**Entries supplied**
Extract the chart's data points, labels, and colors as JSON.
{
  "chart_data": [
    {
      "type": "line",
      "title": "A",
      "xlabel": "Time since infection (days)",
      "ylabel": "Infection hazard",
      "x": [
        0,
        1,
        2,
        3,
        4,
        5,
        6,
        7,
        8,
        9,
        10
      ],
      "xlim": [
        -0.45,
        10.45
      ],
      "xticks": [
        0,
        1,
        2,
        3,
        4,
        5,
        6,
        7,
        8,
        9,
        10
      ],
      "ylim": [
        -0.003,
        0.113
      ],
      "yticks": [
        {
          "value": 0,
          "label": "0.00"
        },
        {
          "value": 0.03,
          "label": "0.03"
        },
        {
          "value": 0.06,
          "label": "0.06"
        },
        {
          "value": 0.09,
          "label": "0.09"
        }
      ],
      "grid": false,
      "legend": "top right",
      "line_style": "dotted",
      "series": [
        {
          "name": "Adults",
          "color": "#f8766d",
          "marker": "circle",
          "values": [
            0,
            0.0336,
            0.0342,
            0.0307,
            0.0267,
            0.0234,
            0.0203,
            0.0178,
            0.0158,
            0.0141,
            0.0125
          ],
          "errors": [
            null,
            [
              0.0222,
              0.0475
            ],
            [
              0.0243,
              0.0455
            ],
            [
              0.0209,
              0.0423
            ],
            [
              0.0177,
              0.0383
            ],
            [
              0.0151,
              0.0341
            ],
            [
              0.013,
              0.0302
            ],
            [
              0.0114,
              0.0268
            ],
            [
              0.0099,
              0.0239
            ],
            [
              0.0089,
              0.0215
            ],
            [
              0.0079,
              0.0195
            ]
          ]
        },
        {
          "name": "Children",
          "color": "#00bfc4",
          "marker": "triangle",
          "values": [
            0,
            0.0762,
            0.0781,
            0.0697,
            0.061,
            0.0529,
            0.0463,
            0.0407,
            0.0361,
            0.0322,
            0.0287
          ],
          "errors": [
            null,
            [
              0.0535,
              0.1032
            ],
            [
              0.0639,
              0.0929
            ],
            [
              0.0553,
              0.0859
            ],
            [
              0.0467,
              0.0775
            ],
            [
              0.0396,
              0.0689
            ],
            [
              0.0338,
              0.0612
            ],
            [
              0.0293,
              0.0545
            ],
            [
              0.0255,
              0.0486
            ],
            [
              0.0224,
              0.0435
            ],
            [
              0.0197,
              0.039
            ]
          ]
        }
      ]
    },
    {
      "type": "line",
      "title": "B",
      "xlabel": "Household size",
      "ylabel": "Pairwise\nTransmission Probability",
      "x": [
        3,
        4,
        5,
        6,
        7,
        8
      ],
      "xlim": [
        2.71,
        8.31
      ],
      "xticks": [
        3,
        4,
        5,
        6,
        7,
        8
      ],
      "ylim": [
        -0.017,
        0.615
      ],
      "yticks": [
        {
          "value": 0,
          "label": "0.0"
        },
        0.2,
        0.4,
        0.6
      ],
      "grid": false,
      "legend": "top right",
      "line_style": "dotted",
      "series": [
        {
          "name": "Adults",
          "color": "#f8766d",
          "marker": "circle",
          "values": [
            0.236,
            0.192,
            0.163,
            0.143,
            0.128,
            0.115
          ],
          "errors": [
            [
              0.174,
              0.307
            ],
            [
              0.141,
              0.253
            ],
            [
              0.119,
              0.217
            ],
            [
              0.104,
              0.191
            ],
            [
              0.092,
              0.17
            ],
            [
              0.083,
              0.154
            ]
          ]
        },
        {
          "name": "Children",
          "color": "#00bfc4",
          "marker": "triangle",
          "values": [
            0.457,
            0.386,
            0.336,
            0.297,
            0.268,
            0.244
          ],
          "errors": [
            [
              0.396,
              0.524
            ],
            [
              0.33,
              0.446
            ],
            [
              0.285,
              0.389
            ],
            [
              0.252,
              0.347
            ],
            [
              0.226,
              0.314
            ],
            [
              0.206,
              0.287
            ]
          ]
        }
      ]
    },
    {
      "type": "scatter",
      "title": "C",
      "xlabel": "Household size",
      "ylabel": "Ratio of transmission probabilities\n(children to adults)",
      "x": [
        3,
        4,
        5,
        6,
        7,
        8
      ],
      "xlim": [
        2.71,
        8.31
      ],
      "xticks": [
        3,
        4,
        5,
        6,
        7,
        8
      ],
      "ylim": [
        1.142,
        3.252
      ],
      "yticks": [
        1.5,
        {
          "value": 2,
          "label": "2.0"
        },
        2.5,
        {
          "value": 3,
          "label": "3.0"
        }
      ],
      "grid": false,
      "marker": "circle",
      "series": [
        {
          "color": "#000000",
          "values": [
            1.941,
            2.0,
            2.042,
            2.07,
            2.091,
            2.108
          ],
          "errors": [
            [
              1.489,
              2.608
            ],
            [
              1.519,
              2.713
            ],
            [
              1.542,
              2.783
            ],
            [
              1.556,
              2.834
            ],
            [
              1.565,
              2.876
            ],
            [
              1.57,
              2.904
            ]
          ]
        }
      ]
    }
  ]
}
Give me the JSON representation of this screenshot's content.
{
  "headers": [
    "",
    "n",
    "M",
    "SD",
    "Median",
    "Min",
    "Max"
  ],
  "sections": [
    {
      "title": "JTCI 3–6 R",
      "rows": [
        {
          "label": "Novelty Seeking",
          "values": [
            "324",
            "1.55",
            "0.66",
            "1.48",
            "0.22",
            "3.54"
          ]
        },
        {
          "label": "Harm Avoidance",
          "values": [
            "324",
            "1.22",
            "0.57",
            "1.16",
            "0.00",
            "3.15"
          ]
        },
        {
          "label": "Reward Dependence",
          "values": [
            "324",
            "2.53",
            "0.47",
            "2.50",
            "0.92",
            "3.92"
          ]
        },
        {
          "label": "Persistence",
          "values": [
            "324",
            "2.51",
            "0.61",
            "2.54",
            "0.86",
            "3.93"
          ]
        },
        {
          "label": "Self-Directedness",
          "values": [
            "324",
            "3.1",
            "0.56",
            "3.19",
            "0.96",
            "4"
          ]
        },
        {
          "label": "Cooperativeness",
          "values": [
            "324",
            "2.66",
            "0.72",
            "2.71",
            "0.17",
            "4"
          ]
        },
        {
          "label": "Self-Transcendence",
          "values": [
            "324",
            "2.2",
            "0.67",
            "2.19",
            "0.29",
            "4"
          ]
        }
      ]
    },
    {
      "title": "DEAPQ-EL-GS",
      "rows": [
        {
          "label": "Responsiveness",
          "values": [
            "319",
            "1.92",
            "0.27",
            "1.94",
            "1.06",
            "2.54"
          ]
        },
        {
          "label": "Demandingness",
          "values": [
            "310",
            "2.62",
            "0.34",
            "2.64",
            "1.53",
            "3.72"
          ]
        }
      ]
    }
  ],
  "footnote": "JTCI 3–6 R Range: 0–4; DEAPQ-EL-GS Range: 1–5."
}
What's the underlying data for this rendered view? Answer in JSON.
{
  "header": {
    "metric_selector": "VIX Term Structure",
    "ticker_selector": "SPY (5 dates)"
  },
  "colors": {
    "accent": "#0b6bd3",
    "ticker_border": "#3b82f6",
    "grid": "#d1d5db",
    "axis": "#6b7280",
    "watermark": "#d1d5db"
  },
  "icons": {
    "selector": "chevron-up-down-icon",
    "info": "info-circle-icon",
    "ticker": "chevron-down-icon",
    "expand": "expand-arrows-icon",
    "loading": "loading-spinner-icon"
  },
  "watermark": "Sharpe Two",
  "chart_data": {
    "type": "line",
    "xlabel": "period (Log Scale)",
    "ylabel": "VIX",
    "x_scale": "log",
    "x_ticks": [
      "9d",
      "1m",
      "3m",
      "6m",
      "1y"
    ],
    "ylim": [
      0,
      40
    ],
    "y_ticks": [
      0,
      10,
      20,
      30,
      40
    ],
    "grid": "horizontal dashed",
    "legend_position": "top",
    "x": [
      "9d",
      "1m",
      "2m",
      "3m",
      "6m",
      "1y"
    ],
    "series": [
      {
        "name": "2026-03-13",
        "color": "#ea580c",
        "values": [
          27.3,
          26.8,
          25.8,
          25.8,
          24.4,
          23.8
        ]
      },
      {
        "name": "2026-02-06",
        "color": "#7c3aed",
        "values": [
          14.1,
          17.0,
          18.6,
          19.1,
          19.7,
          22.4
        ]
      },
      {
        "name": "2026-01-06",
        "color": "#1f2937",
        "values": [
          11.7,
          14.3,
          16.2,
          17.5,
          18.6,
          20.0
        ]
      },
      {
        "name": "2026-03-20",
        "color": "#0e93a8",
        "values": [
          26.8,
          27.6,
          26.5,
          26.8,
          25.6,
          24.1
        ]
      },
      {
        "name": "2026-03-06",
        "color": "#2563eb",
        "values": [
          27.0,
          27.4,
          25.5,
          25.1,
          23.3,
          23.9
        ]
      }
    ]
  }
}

**Exercise prompt**
Copy out every line from the data above that has "title" in it.

**Task result**
      "title": "A",
      "title": "B",
      "title": "C",
      "title": "JTCI 3–6 R",
      "title": "DEAPQ-EL-GS",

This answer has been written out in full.